----- Record extracts

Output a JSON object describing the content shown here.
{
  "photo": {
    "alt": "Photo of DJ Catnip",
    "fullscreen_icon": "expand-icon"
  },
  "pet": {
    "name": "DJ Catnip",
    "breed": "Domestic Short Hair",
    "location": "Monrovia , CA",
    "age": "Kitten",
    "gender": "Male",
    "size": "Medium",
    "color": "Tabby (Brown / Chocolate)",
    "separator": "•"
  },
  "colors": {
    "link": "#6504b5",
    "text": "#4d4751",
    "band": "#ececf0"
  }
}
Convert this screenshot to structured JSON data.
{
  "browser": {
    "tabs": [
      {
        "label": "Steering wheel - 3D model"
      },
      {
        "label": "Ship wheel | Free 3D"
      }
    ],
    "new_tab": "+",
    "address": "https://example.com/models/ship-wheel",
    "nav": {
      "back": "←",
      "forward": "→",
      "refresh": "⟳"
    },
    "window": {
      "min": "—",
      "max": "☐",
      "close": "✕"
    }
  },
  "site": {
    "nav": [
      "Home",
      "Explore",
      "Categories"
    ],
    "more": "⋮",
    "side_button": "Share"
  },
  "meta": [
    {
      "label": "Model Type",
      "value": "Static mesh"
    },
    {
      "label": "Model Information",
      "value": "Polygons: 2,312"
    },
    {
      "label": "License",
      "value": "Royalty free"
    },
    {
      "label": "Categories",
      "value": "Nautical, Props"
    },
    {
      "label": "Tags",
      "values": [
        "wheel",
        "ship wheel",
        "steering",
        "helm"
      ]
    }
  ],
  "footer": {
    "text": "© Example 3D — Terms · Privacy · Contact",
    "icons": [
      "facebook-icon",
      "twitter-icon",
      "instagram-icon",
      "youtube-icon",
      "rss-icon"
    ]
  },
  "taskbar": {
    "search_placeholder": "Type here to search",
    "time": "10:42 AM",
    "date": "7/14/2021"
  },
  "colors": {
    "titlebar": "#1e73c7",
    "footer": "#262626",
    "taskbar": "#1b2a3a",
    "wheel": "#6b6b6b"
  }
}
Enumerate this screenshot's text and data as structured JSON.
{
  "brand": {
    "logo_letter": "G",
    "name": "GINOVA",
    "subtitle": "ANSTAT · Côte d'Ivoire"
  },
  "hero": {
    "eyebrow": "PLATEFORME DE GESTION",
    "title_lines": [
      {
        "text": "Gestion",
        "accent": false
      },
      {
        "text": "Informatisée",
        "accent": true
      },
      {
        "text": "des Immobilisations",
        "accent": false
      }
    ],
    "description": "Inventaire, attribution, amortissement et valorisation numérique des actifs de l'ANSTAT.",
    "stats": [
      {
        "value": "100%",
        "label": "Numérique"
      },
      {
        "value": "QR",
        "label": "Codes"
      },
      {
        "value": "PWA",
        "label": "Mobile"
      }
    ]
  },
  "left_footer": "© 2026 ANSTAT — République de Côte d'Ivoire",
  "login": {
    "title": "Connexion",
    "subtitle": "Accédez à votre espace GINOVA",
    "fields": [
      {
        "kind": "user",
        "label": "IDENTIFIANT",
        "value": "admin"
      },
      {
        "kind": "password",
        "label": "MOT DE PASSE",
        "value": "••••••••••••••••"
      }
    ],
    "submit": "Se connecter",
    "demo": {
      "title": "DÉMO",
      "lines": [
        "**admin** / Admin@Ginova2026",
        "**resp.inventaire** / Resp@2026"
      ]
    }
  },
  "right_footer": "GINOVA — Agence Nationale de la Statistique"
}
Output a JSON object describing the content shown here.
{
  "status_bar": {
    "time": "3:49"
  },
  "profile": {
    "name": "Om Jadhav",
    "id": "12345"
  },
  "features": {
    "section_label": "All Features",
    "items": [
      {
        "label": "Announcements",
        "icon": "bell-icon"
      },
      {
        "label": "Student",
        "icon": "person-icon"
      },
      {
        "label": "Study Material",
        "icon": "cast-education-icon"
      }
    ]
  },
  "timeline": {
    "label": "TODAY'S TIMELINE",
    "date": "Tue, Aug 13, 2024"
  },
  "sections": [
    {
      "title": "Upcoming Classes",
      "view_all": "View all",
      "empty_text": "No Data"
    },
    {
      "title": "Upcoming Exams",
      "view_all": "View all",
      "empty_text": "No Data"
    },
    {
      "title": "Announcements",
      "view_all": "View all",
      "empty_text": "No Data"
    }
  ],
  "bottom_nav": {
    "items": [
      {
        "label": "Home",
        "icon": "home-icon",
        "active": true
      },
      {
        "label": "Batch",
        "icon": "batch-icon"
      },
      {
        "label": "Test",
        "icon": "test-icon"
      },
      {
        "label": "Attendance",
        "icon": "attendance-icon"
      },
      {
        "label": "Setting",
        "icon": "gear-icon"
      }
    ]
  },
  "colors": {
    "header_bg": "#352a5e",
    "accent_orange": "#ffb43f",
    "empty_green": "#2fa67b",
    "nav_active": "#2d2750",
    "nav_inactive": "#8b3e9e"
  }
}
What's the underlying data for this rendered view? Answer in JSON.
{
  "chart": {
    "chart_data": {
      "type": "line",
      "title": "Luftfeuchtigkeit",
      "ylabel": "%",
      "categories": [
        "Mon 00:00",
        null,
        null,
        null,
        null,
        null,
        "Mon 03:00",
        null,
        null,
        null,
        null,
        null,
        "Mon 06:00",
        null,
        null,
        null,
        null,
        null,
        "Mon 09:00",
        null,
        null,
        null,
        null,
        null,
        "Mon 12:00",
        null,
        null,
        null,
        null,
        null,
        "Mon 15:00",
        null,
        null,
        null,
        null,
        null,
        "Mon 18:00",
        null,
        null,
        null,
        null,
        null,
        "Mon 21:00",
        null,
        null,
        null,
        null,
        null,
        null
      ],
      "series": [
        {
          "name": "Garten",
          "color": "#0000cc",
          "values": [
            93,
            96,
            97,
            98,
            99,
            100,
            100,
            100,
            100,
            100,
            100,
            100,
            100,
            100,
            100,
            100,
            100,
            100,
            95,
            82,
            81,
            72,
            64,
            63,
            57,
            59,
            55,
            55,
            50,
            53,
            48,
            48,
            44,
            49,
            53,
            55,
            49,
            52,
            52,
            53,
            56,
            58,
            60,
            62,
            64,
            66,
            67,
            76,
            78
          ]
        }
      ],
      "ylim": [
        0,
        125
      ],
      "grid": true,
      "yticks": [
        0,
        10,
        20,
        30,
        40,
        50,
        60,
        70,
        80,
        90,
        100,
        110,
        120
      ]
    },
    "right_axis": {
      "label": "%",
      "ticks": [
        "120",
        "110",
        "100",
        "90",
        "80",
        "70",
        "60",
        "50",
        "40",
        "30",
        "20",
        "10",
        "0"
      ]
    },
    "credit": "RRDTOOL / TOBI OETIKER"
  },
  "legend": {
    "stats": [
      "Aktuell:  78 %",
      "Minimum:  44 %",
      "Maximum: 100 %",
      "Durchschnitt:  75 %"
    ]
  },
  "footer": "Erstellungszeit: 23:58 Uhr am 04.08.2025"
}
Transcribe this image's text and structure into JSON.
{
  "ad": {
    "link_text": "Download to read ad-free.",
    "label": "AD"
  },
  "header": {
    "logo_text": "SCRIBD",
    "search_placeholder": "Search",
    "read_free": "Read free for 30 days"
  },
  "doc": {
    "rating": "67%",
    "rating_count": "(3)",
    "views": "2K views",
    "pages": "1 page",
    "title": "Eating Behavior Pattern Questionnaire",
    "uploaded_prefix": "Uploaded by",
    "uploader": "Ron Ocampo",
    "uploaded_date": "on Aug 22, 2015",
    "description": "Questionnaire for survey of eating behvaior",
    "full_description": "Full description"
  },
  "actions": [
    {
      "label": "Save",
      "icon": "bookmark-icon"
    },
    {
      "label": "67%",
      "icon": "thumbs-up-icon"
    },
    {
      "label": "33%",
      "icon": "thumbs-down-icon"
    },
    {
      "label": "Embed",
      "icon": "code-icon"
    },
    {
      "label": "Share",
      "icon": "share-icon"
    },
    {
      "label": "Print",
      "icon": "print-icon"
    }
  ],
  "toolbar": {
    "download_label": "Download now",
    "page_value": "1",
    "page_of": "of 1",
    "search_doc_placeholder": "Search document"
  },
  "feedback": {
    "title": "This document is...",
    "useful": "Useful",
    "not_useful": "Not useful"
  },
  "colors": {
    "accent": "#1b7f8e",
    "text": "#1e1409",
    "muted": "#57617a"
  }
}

----------

§ **Task brief**
List all lines from the entries that include the word "useful".

§ **Exercise result**
    "useful": "Useful",
    "not_useful": "Not useful"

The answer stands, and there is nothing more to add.